ABOUT THIS TASK
What you return should match the records below exactly.

━━ RECORDS FOR THIS EXERCISE

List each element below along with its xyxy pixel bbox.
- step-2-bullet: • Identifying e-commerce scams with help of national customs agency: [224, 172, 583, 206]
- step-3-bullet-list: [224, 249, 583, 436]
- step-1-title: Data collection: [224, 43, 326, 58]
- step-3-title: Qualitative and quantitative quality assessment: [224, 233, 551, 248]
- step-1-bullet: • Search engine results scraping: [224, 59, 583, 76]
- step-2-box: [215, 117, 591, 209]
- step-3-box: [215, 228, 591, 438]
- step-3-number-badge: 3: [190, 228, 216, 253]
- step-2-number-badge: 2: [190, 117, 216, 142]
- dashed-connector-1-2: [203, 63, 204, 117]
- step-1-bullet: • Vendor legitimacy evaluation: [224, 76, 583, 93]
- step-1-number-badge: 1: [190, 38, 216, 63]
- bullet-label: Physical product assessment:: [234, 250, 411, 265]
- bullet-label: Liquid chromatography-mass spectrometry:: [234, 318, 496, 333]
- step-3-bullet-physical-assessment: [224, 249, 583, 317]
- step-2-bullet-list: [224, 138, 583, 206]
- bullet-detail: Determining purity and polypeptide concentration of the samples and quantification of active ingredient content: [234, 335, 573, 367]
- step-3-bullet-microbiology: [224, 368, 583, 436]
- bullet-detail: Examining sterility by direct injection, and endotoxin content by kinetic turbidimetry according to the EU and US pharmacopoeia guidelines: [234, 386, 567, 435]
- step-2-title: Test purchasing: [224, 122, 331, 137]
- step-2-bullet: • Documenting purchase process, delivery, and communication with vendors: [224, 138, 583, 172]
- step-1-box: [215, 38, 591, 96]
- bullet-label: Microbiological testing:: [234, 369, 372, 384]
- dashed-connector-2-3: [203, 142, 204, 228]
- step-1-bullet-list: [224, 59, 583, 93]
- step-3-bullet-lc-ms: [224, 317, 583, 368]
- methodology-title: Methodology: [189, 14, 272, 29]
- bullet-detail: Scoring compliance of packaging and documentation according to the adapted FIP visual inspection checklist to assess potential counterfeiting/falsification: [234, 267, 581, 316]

━━━━

ANSWER SPACE
List each element below along with its xyxy pixel bbox.
- step-2-bullet: • Identifying e-commerce scams with help of national customs agency: [224, 172, 583, 206]
- step-3-bullet-list: [224, 249, 583, 436]
- step-1-title: Data collection: [224, 43, 326, 58]
- step-3-title: Qualitative and quantitative quality assessment: [224, 233, 551, 248]
- step-1-bullet: • Search engine results scraping: [224, 59, 583, 76]
- step-2-box: [215, 117, 591, 209]
- step-3-box: [215, 228, 591, 438]
- step-3-number-badge: 3: [190, 228, 216, 253]
- step-2-number-badge: 2: [190, 117, 216, 142]
- dashed-connector-1-2: [203, 63, 204, 117]
- step-1-bullet: • Vendor legitimacy evaluation: [224, 76, 583, 93]
- step-1-number-badge: 1: [190, 38, 216, 63]
- bullet-label: Physical product assessment:: [234, 250, 411, 265]
- bullet-label: Liquid chromatography-mass spectrometry:: [234, 318, 496, 333]
- step-3-bullet-physical-assessment: [224, 249, 583, 317]
- step-2-bullet-list: [224, 138, 583, 206]
- bullet-detail: Determining purity and polypeptide concentration of the samples and quantification of active ingredient content: [234, 335, 573, 367]
- step-3-bullet-microbiology: [224, 368, 583, 436]
- bullet-detail: Examining sterility by direct injection, and endotoxin content by kinetic turbidimetry according to the EU and US pharmacopoeia guidelines: [234, 386, 567, 435]
- step-2-title: Test purchasing: [224, 122, 331, 137]
- step-2-bullet: • Documenting purchase process, delivery, and communication with vendors: [224, 138, 583, 172]
- step-1-box: [215, 38, 591, 96]
- bullet-label: Microbiological testing:: [234, 369, 372, 384]
- dashed-connector-2-3: [203, 142, 204, 228]
- step-1-bullet-list: [224, 59, 583, 93]
- step-3-bullet-lc-ms: [224, 317, 583, 368]
- methodology-title: Methodology: [189, 14, 272, 29]
- bullet-detail: Scoring compliance of packaging and documentation according to the adapted FIP visual inspection checklist to assess potential counterfeiting/falsification: [234, 267, 581, 316]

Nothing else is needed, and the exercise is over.